### SHORT TASK
Give the number of lines containing the word "мамы" and nothing more.

### RECORDED DATA

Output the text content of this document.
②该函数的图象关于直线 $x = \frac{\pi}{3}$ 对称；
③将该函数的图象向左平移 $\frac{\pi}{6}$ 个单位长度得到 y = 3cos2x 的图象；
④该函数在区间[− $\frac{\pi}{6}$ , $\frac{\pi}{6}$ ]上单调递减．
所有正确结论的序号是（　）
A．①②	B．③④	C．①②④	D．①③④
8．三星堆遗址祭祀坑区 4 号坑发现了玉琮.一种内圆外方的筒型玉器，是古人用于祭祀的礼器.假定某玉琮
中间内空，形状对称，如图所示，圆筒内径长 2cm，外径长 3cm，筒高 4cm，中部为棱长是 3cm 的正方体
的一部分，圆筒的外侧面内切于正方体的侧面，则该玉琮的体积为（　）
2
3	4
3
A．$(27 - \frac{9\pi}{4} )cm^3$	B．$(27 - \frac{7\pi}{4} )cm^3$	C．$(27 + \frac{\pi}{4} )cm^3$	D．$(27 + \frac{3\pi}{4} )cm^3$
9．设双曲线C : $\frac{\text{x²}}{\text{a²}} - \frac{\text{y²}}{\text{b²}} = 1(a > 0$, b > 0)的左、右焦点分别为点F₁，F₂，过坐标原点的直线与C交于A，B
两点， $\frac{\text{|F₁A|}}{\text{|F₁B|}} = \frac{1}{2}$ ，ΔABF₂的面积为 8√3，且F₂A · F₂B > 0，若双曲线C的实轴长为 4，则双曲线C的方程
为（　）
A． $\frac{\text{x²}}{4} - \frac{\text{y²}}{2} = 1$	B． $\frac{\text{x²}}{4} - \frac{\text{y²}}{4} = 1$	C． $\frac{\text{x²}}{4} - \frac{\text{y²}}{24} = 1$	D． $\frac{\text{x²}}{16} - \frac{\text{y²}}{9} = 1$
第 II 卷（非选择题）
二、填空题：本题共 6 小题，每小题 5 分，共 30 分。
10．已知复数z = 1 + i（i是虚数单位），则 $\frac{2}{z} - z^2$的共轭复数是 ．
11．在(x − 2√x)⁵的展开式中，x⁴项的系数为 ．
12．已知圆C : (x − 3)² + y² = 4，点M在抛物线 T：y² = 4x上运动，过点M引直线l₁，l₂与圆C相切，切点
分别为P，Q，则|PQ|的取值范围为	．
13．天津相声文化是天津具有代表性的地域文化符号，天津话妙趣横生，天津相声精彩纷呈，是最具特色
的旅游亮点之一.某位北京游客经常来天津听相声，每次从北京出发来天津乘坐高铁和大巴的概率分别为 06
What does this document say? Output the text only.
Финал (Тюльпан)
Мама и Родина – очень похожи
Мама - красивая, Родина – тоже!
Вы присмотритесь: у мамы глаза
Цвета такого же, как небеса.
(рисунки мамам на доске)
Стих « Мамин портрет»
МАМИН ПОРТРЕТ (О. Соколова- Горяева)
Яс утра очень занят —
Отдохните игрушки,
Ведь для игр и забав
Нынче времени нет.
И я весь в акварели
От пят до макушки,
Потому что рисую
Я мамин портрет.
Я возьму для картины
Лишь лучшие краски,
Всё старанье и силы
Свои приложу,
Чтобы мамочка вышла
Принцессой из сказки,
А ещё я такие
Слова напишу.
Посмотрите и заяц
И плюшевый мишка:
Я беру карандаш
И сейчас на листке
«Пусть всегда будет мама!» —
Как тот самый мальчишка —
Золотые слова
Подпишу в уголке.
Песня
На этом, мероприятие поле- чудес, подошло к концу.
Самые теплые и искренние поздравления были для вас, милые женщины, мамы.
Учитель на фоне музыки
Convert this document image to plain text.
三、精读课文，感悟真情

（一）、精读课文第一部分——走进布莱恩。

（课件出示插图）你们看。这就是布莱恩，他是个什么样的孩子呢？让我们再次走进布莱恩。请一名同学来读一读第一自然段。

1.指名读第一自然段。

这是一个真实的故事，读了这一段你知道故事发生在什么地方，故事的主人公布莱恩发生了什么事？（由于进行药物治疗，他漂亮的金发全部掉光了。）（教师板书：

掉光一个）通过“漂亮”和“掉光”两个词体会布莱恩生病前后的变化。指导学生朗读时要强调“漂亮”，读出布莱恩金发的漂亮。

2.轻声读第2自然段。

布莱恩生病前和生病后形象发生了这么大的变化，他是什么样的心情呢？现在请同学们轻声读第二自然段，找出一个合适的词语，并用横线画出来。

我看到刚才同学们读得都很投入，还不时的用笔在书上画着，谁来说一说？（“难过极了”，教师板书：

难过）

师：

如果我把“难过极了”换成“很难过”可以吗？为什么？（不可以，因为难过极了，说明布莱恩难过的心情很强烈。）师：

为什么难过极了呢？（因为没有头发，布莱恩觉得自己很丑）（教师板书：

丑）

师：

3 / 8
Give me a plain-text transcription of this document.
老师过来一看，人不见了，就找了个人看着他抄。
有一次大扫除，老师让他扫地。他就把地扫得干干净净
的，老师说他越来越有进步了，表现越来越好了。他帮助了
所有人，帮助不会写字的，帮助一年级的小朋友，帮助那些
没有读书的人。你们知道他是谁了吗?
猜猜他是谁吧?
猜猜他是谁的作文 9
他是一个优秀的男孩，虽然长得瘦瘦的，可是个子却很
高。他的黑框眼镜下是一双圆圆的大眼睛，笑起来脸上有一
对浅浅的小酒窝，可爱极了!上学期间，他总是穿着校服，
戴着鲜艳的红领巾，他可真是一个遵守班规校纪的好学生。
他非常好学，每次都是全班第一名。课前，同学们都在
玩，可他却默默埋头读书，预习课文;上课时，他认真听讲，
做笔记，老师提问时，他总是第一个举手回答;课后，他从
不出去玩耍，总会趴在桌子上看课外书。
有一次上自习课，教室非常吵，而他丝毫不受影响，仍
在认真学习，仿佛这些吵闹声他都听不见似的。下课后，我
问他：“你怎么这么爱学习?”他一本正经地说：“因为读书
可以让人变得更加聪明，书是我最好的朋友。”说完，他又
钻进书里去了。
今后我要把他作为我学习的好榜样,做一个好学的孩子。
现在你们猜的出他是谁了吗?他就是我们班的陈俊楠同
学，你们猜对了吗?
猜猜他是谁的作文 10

### THE REPLY
2